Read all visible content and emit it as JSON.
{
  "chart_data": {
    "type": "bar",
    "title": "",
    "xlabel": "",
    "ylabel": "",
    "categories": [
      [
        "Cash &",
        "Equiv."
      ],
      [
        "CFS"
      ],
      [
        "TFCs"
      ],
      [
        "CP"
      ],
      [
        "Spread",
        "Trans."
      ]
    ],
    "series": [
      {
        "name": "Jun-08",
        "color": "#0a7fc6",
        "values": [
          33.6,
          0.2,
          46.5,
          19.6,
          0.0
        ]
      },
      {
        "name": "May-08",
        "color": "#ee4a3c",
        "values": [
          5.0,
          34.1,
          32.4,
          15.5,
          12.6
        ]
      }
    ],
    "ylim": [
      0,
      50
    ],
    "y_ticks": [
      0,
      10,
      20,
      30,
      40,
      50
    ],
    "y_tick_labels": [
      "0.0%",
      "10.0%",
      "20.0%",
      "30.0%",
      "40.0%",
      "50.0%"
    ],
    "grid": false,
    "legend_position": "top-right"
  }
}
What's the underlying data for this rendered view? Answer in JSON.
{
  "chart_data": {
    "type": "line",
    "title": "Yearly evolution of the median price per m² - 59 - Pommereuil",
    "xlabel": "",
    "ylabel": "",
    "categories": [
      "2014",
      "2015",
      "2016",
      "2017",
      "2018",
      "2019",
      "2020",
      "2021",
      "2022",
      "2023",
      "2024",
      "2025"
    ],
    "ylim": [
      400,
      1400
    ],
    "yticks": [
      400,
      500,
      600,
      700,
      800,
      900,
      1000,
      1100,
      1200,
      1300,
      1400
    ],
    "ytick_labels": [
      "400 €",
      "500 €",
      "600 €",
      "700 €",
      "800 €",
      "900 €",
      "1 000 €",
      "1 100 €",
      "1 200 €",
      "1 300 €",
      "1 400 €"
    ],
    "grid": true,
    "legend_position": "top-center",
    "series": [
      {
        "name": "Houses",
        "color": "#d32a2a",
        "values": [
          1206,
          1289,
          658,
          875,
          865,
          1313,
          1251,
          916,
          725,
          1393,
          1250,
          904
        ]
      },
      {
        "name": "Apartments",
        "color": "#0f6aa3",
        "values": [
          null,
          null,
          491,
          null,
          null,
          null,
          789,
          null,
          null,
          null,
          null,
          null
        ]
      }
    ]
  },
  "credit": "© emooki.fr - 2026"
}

....

▶ The problem
All of the records must be repeated exactly.

▶ Reply
Read all visible content and emit it as JSON.
{
  "chart_data": {
    "type": "bar",
    "title": "",
    "xlabel": "",
    "ylabel": "",
    "categories": [
      [
        "Cash &",
        "Equiv."
      ],
      [
        "CFS"
      ],
      [
        "TFCs"
      ],
      [
        "CP"
      ],
      [
        "Spread",
        "Trans."
      ]
    ],
    "series": [
      {
        "name": "Jun-08",
        "color": "#0a7fc6",
        "values": [
          33.6,
          0.2,
          46.5,
          19.6,
          0.0
        ]
      },
      {
        "name": "May-08",
        "color": "#ee4a3c",
        "values": [
          5.0,
          34.1,
          32.4,
          15.5,
          12.6
        ]
      }
    ],
    "ylim": [
      0,
      50
    ],
    "y_ticks": [
      0,
      10,
      20,
      30,
      40,
      50
    ],
    "y_tick_labels": [
      "0.0%",
      "10.0%",
      "20.0%",
      "30.0%",
      "40.0%",
      "50.0%"
    ],
    "grid": false,
    "legend_position": "top-right"
  }
}
What's the underlying data for this rendered view? Answer in JSON.
{
  "chart_data": {
    "type": "line",
    "title": "Yearly evolution of the median price per m² - 59 - Pommereuil",
    "xlabel": "",
    "ylabel": "",
    "categories": [
      "2014",
      "2015",
      "2016",
      "2017",
      "2018",
      "2019",
      "2020",
      "2021",
      "2022",
      "2023",
      "2024",
      "2025"
    ],
    "ylim": [
      400,
      1400
    ],
    "yticks": [
      400,
      500,
      600,
      700,
      800,
      900,
      1000,
      1100,
      1200,
      1300,
      1400
    ],
    "ytick_labels": [
      "400 €",
      "500 €",
      "600 €",
      "700 €",
      "800 €",
      "900 €",
      "1 000 €",
      "1 100 €",
      "1 200 €",
      "1 300 €",
      "1 400 €"
    ],
    "grid": true,
    "legend_position": "top-center",
    "series": [
      {
        "name": "Houses",
        "color": "#d32a2a",
        "values": [
          1206,
          1289,
          658,
          875,
          865,
          1313,
          1251,
          916,
          725,
          1393,
          1250,
          904
        ]
      },
      {
        "name": "Apartments",
        "color": "#0f6aa3",
        "values": [
          null,
          null,
          491,
          null,
          null,
          null,
          789,
          null,
          null,
          null,
          null,
          null
        ]
      }
    ]
  },
  "credit": "© emooki.fr - 2026"
}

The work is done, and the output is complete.